TASK OBJECTIVE: Go through the entries below and pick out every line with "JSON".

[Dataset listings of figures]

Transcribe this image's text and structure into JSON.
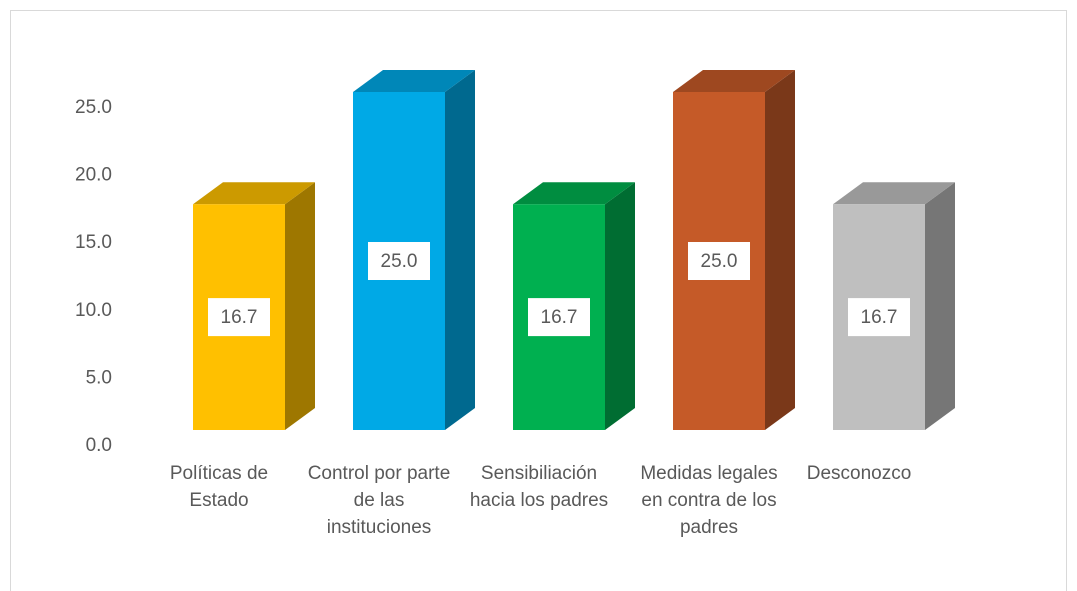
{
  "chart_data": {
    "type": "bar3d",
    "categories": [
      "Políticas de Estado",
      "Control por parte de las instituciones",
      "Sensibiliación hacia los padres",
      "Medidas legales en contra de los padres",
      "Desconozco"
    ],
    "values": [
      16.7,
      25,
      16.7,
      25,
      16.7
    ],
    "value_labels": [
      "16.7",
      "25.0",
      "16.7",
      "25.0",
      "16.7"
    ],
    "colors": [
      "#ffc000",
      "#00a9e6",
      "#00b050",
      "#c55a28",
      "#bfbfbf"
    ],
    "ylim": [
      0,
      25
    ],
    "yticks": [
      {
        "value": 0,
        "label": "0.0"
      },
      {
        "value": 5,
        "label": "5.0"
      },
      {
        "value": 10,
        "label": "10.0"
      },
      {
        "value": 15,
        "label": "15.0"
      },
      {
        "value": 20,
        "label": "20.0"
      },
      {
        "value": 25,
        "label": "25.0"
      }
    ]
  }
}
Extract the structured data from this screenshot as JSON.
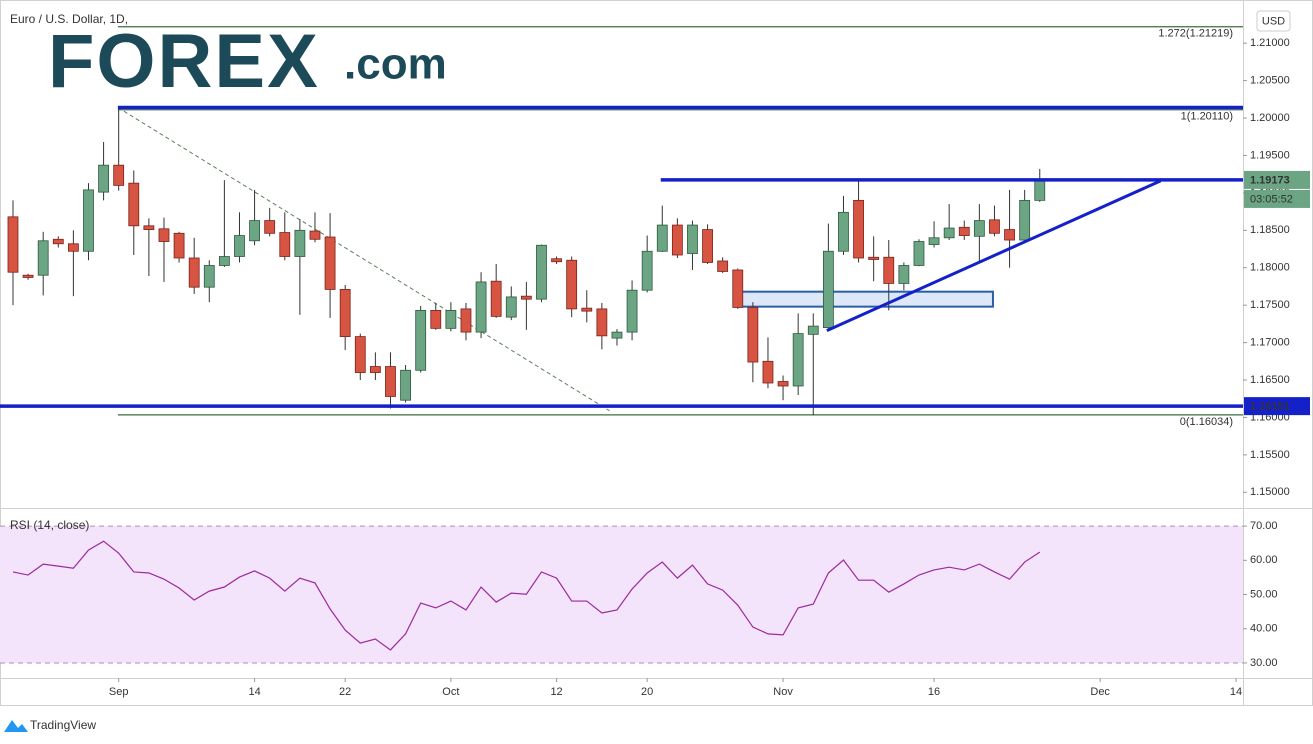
{
  "chart_data": [
    {
      "type": "candlestick",
      "title": "Euro / U.S. Dollar, 1D,",
      "currency": "USD",
      "logo": "FOREX",
      "logo_suffix": ".com",
      "up_color": "#6ba583",
      "down_color": "#d75442",
      "open": [
        1.1868,
        1.179,
        1.179,
        1.1838,
        1.1832,
        1.1822,
        1.1901,
        1.1937,
        1.1913,
        1.1856,
        1.1852,
        1.1846,
        1.1813,
        1.1774,
        1.1803,
        1.1815,
        1.1836,
        1.1863,
        1.1847,
        1.1815,
        1.1849,
        1.1841,
        1.1771,
        1.1708,
        1.1668,
        1.1668,
        1.1623,
        1.1663,
        1.1743,
        1.1719,
        1.1745,
        1.1714,
        1.1782,
        1.1734,
        1.1762,
        1.1758,
        1.1812,
        1.181,
        1.1746,
        1.1745,
        1.1706,
        1.1714,
        1.177,
        1.1822,
        1.1857,
        1.1819,
        1.1851,
        1.1809,
        1.1797,
        1.1747,
        1.1675,
        1.1648,
        1.1642,
        1.1711,
        1.172,
        1.1822,
        1.189,
        1.1814,
        1.1814,
        1.1779,
        1.1803,
        1.1831,
        1.184,
        1.1854,
        1.1842,
        1.1864,
        1.1851,
        1.1837,
        1.189
      ],
      "high": [
        1.189,
        1.1792,
        1.1848,
        1.1842,
        1.185,
        1.1913,
        1.1968,
        1.2012,
        1.193,
        1.1866,
        1.1867,
        1.1848,
        1.184,
        1.181,
        1.1917,
        1.1874,
        1.1904,
        1.188,
        1.1874,
        1.1865,
        1.1874,
        1.1873,
        1.1777,
        1.1712,
        1.1687,
        1.1687,
        1.167,
        1.1749,
        1.1753,
        1.1754,
        1.1753,
        1.1794,
        1.1805,
        1.1775,
        1.1781,
        1.1831,
        1.1815,
        1.1815,
        1.177,
        1.1753,
        1.1718,
        1.1783,
        1.1843,
        1.1883,
        1.1866,
        1.1863,
        1.1858,
        1.1814,
        1.1799,
        1.1754,
        1.1707,
        1.1656,
        1.1739,
        1.1739,
        1.1859,
        1.1896,
        1.1917,
        1.1842,
        1.1837,
        1.1807,
        1.1838,
        1.1862,
        1.1885,
        1.1863,
        1.1885,
        1.1883,
        1.1904,
        1.1904,
        1.1932
      ],
      "low": [
        1.175,
        1.1784,
        1.1763,
        1.1827,
        1.1762,
        1.181,
        1.189,
        1.1903,
        1.1817,
        1.1789,
        1.1781,
        1.1807,
        1.1765,
        1.1754,
        1.1801,
        1.1807,
        1.183,
        1.1842,
        1.181,
        1.1737,
        1.1834,
        1.1733,
        1.169,
        1.165,
        1.165,
        1.1612,
        1.162,
        1.166,
        1.1717,
        1.1715,
        1.1703,
        1.1706,
        1.1733,
        1.173,
        1.1717,
        1.1754,
        1.1805,
        1.1734,
        1.1727,
        1.1691,
        1.1696,
        1.1703,
        1.1767,
        1.1821,
        1.1813,
        1.1797,
        1.1805,
        1.1793,
        1.1745,
        1.1647,
        1.1639,
        1.1623,
        1.163,
        1.1603,
        1.1717,
        1.1817,
        1.1807,
        1.1782,
        1.1743,
        1.177,
        1.1802,
        1.1827,
        1.1837,
        1.1837,
        1.1806,
        1.1842,
        1.18,
        1.1834,
        1.1888
      ],
      "close": [
        1.1794,
        1.1787,
        1.1836,
        1.1832,
        1.1822,
        1.1904,
        1.1937,
        1.191,
        1.1856,
        1.1851,
        1.1835,
        1.1813,
        1.1774,
        1.1803,
        1.1815,
        1.1843,
        1.1863,
        1.1846,
        1.1815,
        1.185,
        1.1838,
        1.1771,
        1.1708,
        1.166,
        1.166,
        1.1628,
        1.1663,
        1.1743,
        1.1719,
        1.1743,
        1.1714,
        1.1781,
        1.1735,
        1.1761,
        1.1758,
        1.183,
        1.1808,
        1.1745,
        1.1742,
        1.1709,
        1.1714,
        1.177,
        1.1822,
        1.1857,
        1.1817,
        1.1857,
        1.1807,
        1.1795,
        1.1747,
        1.1674,
        1.1646,
        1.1642,
        1.1712,
        1.1722,
        1.1822,
        1.1874,
        1.1813,
        1.1811,
        1.1779,
        1.1803,
        1.1835,
        1.184,
        1.1853,
        1.1843,
        1.1863,
        1.1846,
        1.1837,
        1.189,
        1.1917
      ],
      "xlim": [
        -0.86,
        81.46
      ],
      "xticks": [
        {
          "value": 7,
          "label": "Sep"
        },
        {
          "value": 16,
          "label": "14"
        },
        {
          "value": 22,
          "label": "22"
        },
        {
          "value": 29,
          "label": "Oct"
        },
        {
          "value": 36,
          "label": "12"
        },
        {
          "value": 42,
          "label": "20"
        },
        {
          "value": 51,
          "label": "Nov"
        },
        {
          "value": 61,
          "label": "16"
        },
        {
          "value": 72,
          "label": "Dec"
        },
        {
          "value": 81,
          "label": "14"
        }
      ],
      "ylim": [
        1.1479,
        1.2151
      ],
      "yticks": [
        {
          "value": 1.15,
          "label": "1.15000"
        },
        {
          "value": 1.155,
          "label": "1.15500"
        },
        {
          "value": 1.16,
          "label": "1.16000"
        },
        {
          "value": 1.165,
          "label": "1.16500"
        },
        {
          "value": 1.17,
          "label": "1.17000"
        },
        {
          "value": 1.175,
          "label": "1.17500"
        },
        {
          "value": 1.18,
          "label": "1.18000"
        },
        {
          "value": 1.185,
          "label": "1.18500"
        },
        {
          "value": 1.19,
          "label": "1.19000"
        },
        {
          "value": 1.195,
          "label": "1.19500"
        },
        {
          "value": 1.2,
          "label": "1.20000"
        },
        {
          "value": 1.205,
          "label": "1.20500"
        },
        {
          "value": 1.21,
          "label": "1.21000"
        }
      ],
      "fib_color": "#3d6e3d",
      "fib_levels": [
        {
          "value": 1.21219,
          "label": "1.272(1.21219)"
        },
        {
          "value": 1.2011,
          "label": "1(1.20110)"
        },
        {
          "value": 1.16034,
          "label": "0(1.16034)"
        }
      ],
      "line_color": "#1420c8",
      "hlines": [
        {
          "value": 1.2014,
          "from": 6.95
        },
        {
          "value": 1.19173,
          "from": 42.9
        },
        {
          "value": 1.16151,
          "from": -0.86
        }
      ],
      "price_labels": [
        {
          "value": 1.19173,
          "label": "1.19173",
          "color": "#6ba583"
        },
        {
          "value": 1.16151,
          "label": "1.16151",
          "color": "#1420c8"
        }
      ],
      "countdown": "03:05:52",
      "trendline": {
        "x": [
          53.9,
          76
        ],
        "y": [
          1.1716,
          1.1916
        ]
      },
      "dashed_line": {
        "x": [
          6.95,
          39.5
        ],
        "y": [
          1.2014,
          1.1609
        ]
      },
      "box": {
        "x": [
          47.8,
          64.9
        ],
        "y": [
          1.1748,
          1.1768
        ],
        "color": "#2a5fa8"
      }
    },
    {
      "type": "line",
      "title": "RSI (14, close)",
      "band_color": "#f3e3fb",
      "series": [
        {
          "color": "#9c2a9c",
          "values": [
            56.6,
            55.7,
            58.9,
            58.3,
            57.7,
            63,
            65.6,
            62.1,
            56.6,
            56.3,
            54.5,
            51.9,
            48.4,
            51,
            52.2,
            55.1,
            56.9,
            54.8,
            51,
            54.8,
            53.4,
            45.8,
            39.6,
            35.8,
            37,
            33.8,
            38.5,
            47.5,
            46.1,
            48.1,
            45.5,
            52.2,
            47.8,
            50.4,
            50.1,
            56.6,
            54.8,
            48.1,
            48.1,
            44.6,
            45.5,
            51.6,
            56.3,
            59.5,
            54.8,
            58.6,
            53.1,
            51.3,
            46.9,
            40.5,
            38.5,
            38.2,
            46.1,
            47.2,
            56.3,
            60.1,
            54.2,
            54.2,
            50.7,
            53.1,
            55.7,
            57.2,
            58,
            57.2,
            58.9,
            56.6,
            54.5,
            59.5,
            62.4
          ]
        }
      ],
      "ylim": [
        25.6,
        75.3
      ],
      "yticks": [
        {
          "value": 30,
          "label": "30.00"
        },
        {
          "value": 40,
          "label": "40.00"
        },
        {
          "value": 50,
          "label": "50.00"
        },
        {
          "value": 60,
          "label": "60.00"
        },
        {
          "value": 70,
          "label": "70.00"
        }
      ]
    }
  ],
  "footer": "TradingView"
}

SOLUTION:
Transcribe this image's text and structure into JSON.
Extract the structured data from this screenshot as JSON.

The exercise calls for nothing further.